As a participant in the tube fabrication war, you can choose to continue to battle using the same tried-and-true weapons you have always used, or you can look to gain a new advantage over your opposition. As in any war, the soldiers fighting the battle depend on increasingly better weapons. The newest tube fabrication weapon is automated laser tube cutting equipment.
The same benefits that advanced the growth of flat-bed laser cutting—flexibility, speed, automation, and quality—drive the growth of automated laser tube cutting as well. Lessons learned from 2-D lasers have improved today's laser tube cutters; as a result, they are far more reliable, more powerful, and better developed than early flat-bed lasers were.
The greatest value of laser tube cutting becomes apparent when you take the laser's capabilities into consideration during a product's design stage.
Know Your Weapon to Maximize Its Capabilities
Automated laser tube cutting is a powerful new weapon that can help you gain ground, especially if you design for the laser process to take best advantage of the technology. To do this, you need to first understand how it works.
The automated laser tube cutting process begins with a part print or a 3-D CAD drawing. The first step is to import a CAD drawing into the laser's programming software and then use it to automatically create a laser cut path. The cut path is then automatically translated into the machine code that the machine needs to run the part (see Figure 1).
Once the code is created, the next step is to load a tube or bundle of tubes into the machine. The tubes are automatically measured and then fed into a rotary chuck. The chuck drives the tube in a linear and rotary fashion under the laser beam. The finished part is then automatically discharged from the machine.
Take Advantage of Laser's Speed, Flexibility
Rapid Prototyping. A laser tube cutter's speed makes it suitable as a rapid prototyping system (see Laser Tube Cutting Case Example). You can take a part from concept to fabricated tube in minutes; as a result, you can create multiple prototype iterations, accelerating completion of a final design.
Reduce Time to Market for New-Product Development. Fabricating tubes by conventional methods requires a number of traditional tooling-intensive and labor-intensive steps. In contrast, laser technology lets you quickly and easily design, cut, and test your prototype designs. Engineering changes can be accomplished via simple programming changes. Laser technology lets you shrink the development cycle by eliminating hard tooling lead-times and costs.
High or Low Volume. Automated laser tube cutting machines can run high-volume parts by utilizing automatic loading and part unloading, while also being able to cost-effectively cut a low-volume, high-product mix of tubular components because of the fast setup and changeover—roughly three minutes.
Stop Fighting the Fit-up Battle. The improved accuracy that can be achieved by laser-cutting tubes helps eliminate joint fit-up problems. Accurate fit-up reduces gap problems and eliminates downstream costs, such as hand finishing or grinding. Better fit-up enables consistent robotic welding.
Eliminate Hard Tooling. Substituting laser processing for hard tooling lets you eliminate tooling investment and lead-time. This can shave weeks off of a project's schedule. At the same time you can gain the flexibility to change feature locations with a simple update to the laser program rather than another trip to the toolmaker.
Designing Parts for Laser Decreases Their Cost
A manufacturing axiom states that 70 percent of a product's cost is determined during the design stage. Once the design is set, the manufacturing department or the contract shop is faced with the challenge of trying to squeeze cost and profit out of the remaining 30 percent.
The biggest payback for your automated laser tube cutting investment occurs when you take full advantage of it by designing products specifically for the laser process.

▶ _PROBLEM 1_: Please rewrite the paragraph of the laser tube cutting article that begins "Once the code is created" as a short list, keeping its main facts.
▶ _PROBLEM 2_: Write the next part of the laser tube cutting article, picking up after its last paragraph.
The lines have no connection to the laser tube cutting article.

▶ _SOURCE DATA_:
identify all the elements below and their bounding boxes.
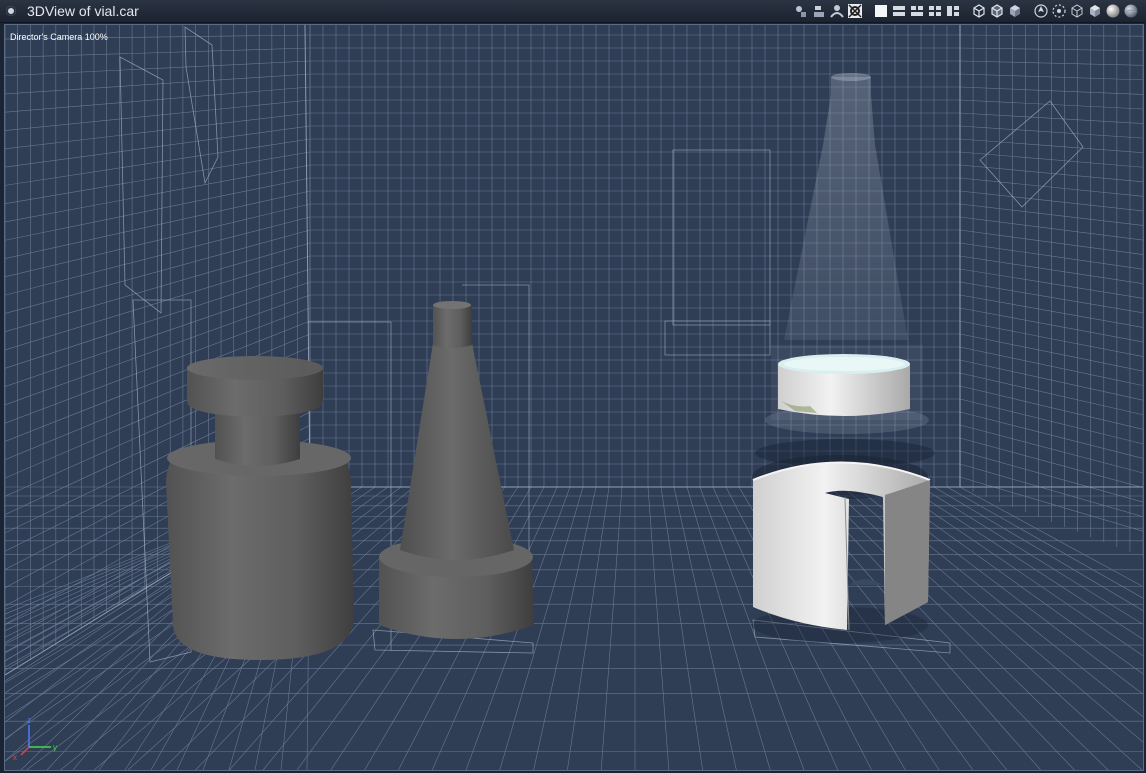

▶ _RESULT 1_:
- Load a tube or bundle of tubes into the machine.
- The machine automatically measures the tubes and feeds them into a rotary chuck.
- The chuck moves the tube linearly and rotationally under the laser beam.
- The machine automatically discharges the finished part.

▶ _RESULT 2_:
A laser can cut a tube to length and create any shape of end cut or openings in the tube side wall.
Reduce the Number of Components in an Assembly. Because lasers can make intricate cuts very accurately, some components can be designed to be cut from one piece, rather than several pieces. For example, instead of cutting a picture frame from four separate parts mitered at each corner, you can cut the frame from a single square tube that is notched and then bent to form a frame (see Figure 2).
Cutting a component from one piece, rather than four, reduces part handling, simplifies fixturing requirements, and reduces labor costs.
Eliminate Fixtures. You can reduce or eliminate fixturing costs by laser-cutting parts with self-fixturing hook-and-slot designs (see Figure 3). This can speed up the manufacturing process and eliminate assembly errors.
Cut Irregular-Shaped Tubes. While automated laser tube cutting equipment excels at processing round, square, and rectangular tubing, it also can easily process alternative tubing shapes such as ovals, D-shaped tubes, elliptical tubing, and special shapes. Usually product designers shy away from these nonstandard tubular shapes because they can be difficult to fabricate using conventional processes.
Create Radius Corners From Square Tube. Another example of designing for the laser process is using a laser to create a radius corner from a square or rectangular tube (see Figure 4).
Create New, Innovative Parts. You can use a laser to create new, innovative, appealing products. New-product innovation is a surefire way to differentiate you and your capabilities in the market. A laser tube cutter's high cutting efficiency, combined with its ability to cut any shape profile on tube ends and any shape opening in a tube side wall, can dramatically increase the manufacturability of unique and innovative tubular assemblies. This opens up additional degrees of design freedom for product designers, releasing them from the constraints of conventional mechanical fabricating equipment.
Do Rapid Prototyping. MG Products Inc., Elkhart, Ind., a laser tube cutting job shop, was contacted by a truck rack manufacturer to help cut tubes for a new design. MG used its laser tube cutter as a rapid prototyping system. Going from concept to fabricated part in minutes allowed multiple iterations of prototypes, accelerating completion of a final design that took advantage of the laser's unique capability. The entire project took just four weeks from the very first phone call until the product debuted at SEMA 2007 (Specialty Equipment Market Association).
Bringing it All Together
By giving your designers the freedom to design new tube shapes, you can increase product appeal by creating aesthetically pleasing fabrications (see Figure 5).In the end, the manufacturing battle is likely to be won by the tube fabricators who arm themselves with state-of-the-art weapons and by those who use them most effectively. You owe it to your troops to find out why automated laser tube cutting may be your best ally.
About the Author
Jeff Arendas
BLM Group USA Corp.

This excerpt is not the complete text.